DIRECTIVE: Return all of the data exactly as given.

MATERIAL TO PROCESS:
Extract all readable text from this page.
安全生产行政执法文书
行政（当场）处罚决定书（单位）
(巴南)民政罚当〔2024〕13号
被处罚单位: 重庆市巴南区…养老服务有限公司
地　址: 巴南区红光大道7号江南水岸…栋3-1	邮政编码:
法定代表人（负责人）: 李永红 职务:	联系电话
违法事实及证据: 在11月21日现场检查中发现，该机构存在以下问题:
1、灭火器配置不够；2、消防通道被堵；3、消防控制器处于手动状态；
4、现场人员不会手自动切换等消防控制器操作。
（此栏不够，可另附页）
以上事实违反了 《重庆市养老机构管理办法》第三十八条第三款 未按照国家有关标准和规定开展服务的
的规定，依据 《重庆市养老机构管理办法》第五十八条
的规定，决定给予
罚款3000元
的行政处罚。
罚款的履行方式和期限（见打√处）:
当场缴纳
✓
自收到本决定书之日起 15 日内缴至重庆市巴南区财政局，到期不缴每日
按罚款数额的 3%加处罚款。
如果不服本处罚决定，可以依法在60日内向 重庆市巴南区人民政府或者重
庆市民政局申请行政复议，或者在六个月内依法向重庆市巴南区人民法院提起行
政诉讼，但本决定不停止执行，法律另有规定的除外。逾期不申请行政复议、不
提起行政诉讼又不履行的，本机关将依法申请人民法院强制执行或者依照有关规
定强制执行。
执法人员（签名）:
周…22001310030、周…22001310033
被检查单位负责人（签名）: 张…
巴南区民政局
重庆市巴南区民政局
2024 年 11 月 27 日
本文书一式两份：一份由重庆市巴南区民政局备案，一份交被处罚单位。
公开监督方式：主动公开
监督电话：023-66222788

FINISHED TASK:
Extract all readable text from this page.
安全生产行政执法文书
行政（当场）处罚决定书（单位）
(巴南)民政罚当〔2024〕13号
被处罚单位: 重庆市巴南区…养老服务有限公司
地　址: 巴南区红光大道7号江南水岸…栋3-1	邮政编码:
法定代表人（负责人）: 李永红 职务:	联系电话
违法事实及证据: 在11月21日现场检查中发现，该机构存在以下问题:
1、灭火器配置不够；2、消防通道被堵；3、消防控制器处于手动状态；
4、现场人员不会手自动切换等消防控制器操作。
（此栏不够，可另附页）
以上事实违反了 《重庆市养老机构管理办法》第三十八条第三款 未按照国家有关标准和规定开展服务的
的规定，依据 《重庆市养老机构管理办法》第五十八条
的规定，决定给予
罚款3000元
的行政处罚。
罚款的履行方式和期限（见打√处）:
当场缴纳
✓
自收到本决定书之日起 15 日内缴至重庆市巴南区财政局，到期不缴每日
按罚款数额的 3%加处罚款。
如果不服本处罚决定，可以依法在60日内向 重庆市巴南区人民政府或者重
庆市民政局申请行政复议，或者在六个月内依法向重庆市巴南区人民法院提起行
政诉讼，但本决定不停止执行，法律另有规定的除外。逾期不申请行政复议、不
提起行政诉讼又不履行的，本机关将依法申请人民法院强制执行或者依照有关规
定强制执行。
执法人员（签名）:
周…22001310030、周…22001310033
被检查单位负责人（签名）: 张…
巴南区民政局
重庆市巴南区民政局
2024 年 11 月 27 日
本文书一式两份：一份由重庆市巴南区民政局备案，一份交被处罚单位。
公开监督方式：主动公开
监督电话：023-66222788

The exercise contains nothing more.